**THE TASK**: Retype each line of the material exactly, please, skipping any picture in it.

[Records from a data source]
__________

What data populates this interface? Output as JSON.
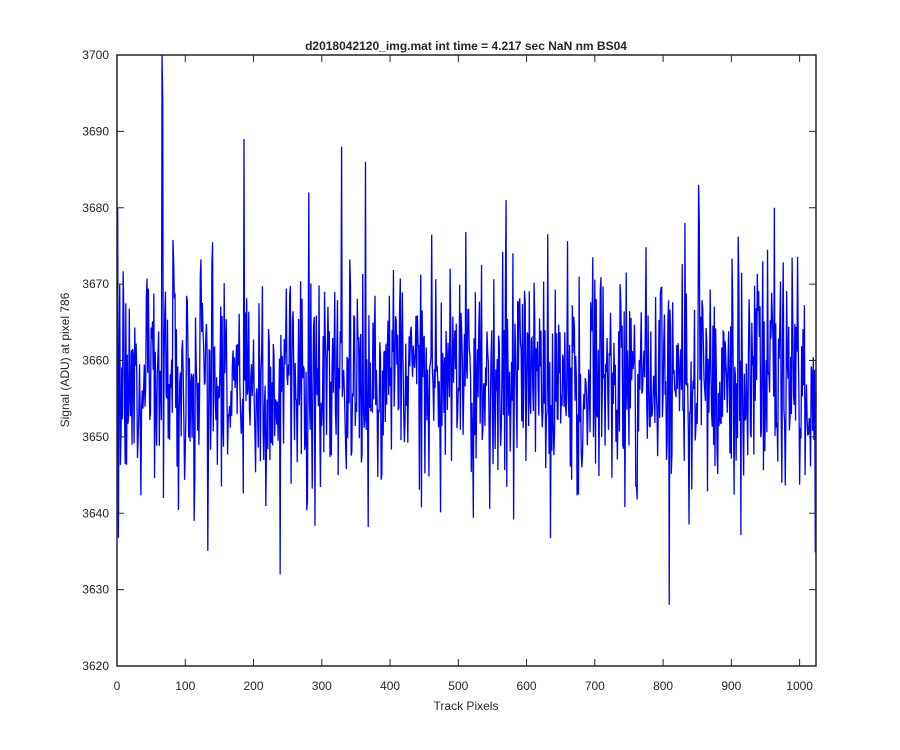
{
  "chart_data": {
    "type": "line",
    "title": "d2018042120_img.mat int time = 4.217 sec  NaN nm BS04",
    "xlabel": "Track Pixels",
    "ylabel": "Signal (ADU) at pixel 786",
    "xlim": [
      0,
      1024
    ],
    "ylim": [
      3620,
      3700
    ],
    "xticks": [
      "0",
      "100",
      "200",
      "300",
      "400",
      "500",
      "600",
      "700",
      "800",
      "900",
      "1000"
    ],
    "yticks": [
      "3620",
      "3630",
      "3640",
      "3650",
      "3660",
      "3670",
      "3680",
      "3690",
      "3700"
    ],
    "grid": false,
    "box": true,
    "series": [
      {
        "color": "#0000ff",
        "x_start": 1,
        "x_step": 1,
        "num_points": 1024,
        "baseline": 3658,
        "approx_std": 7.5,
        "notable_points": [
          {
            "x": 1,
            "y": 3680
          },
          {
            "x": 3,
            "y": 3658
          },
          {
            "x": 66,
            "y": 3700
          },
          {
            "x": 67,
            "y": 3694
          },
          {
            "x": 68,
            "y": 3642
          },
          {
            "x": 113,
            "y": 3639
          },
          {
            "x": 186,
            "y": 3689
          },
          {
            "x": 239,
            "y": 3632
          },
          {
            "x": 281,
            "y": 3682
          },
          {
            "x": 329,
            "y": 3688
          },
          {
            "x": 364,
            "y": 3686
          },
          {
            "x": 570,
            "y": 3681
          },
          {
            "x": 809,
            "y": 3628
          },
          {
            "x": 852,
            "y": 3683
          },
          {
            "x": 963,
            "y": 3680
          },
          {
            "x": 1008,
            "y": 3645
          }
        ]
      }
    ]
  }
}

__________

**RESPONSE FOR THIS EXERCISE**:
What data populates this interface? Output as JSON.
{
  "chart_data": {
    "type": "line",
    "title": "d2018042120_img.mat int time = 4.217 sec  NaN nm BS04",
    "xlabel": "Track Pixels",
    "ylabel": "Signal (ADU) at pixel 786",
    "xlim": [
      0,
      1024
    ],
    "ylim": [
      3620,
      3700
    ],
    "xticks": [
      "0",
      "100",
      "200",
      "300",
      "400",
      "500",
      "600",
      "700",
      "800",
      "900",
      "1000"
    ],
    "yticks": [
      "3620",
      "3630",
      "3640",
      "3650",
      "3660",
      "3670",
      "3680",
      "3690",
      "3700"
    ],
    "grid": false,
    "box": true,
    "series": [
      {
        "color": "#0000ff",
        "x_start": 1,
        "x_step": 1,
        "num_points": 1024,
        "baseline": 3658,
        "approx_std": 7.5,
        "notable_points": [
          {
            "x": 1,
            "y": 3680
          },
          {
            "x": 3,
            "y": 3658
          },
          {
            "x": 66,
            "y": 3700
          },
          {
            "x": 67,
            "y": 3694
          },
          {
            "x": 68,
            "y": 3642
          },
          {
            "x": 113,
            "y": 3639
          },
          {
            "x": 186,
            "y": 3689
          },
          {
            "x": 239,
            "y": 3632
          },
          {
            "x": 281,
            "y": 3682
          },
          {
            "x": 329,
            "y": 3688
          },
          {
            "x": 364,
            "y": 3686
          },
          {
            "x": 570,
            "y": 3681
          },
          {
            "x": 809,
            "y": 3628
          },
          {
            "x": 852,
            "y": 3683
          },
          {
            "x": 963,
            "y": 3680
          },
          {
            "x": 1008,
            "y": 3645
          }
        ]
      }
    ]
  }
}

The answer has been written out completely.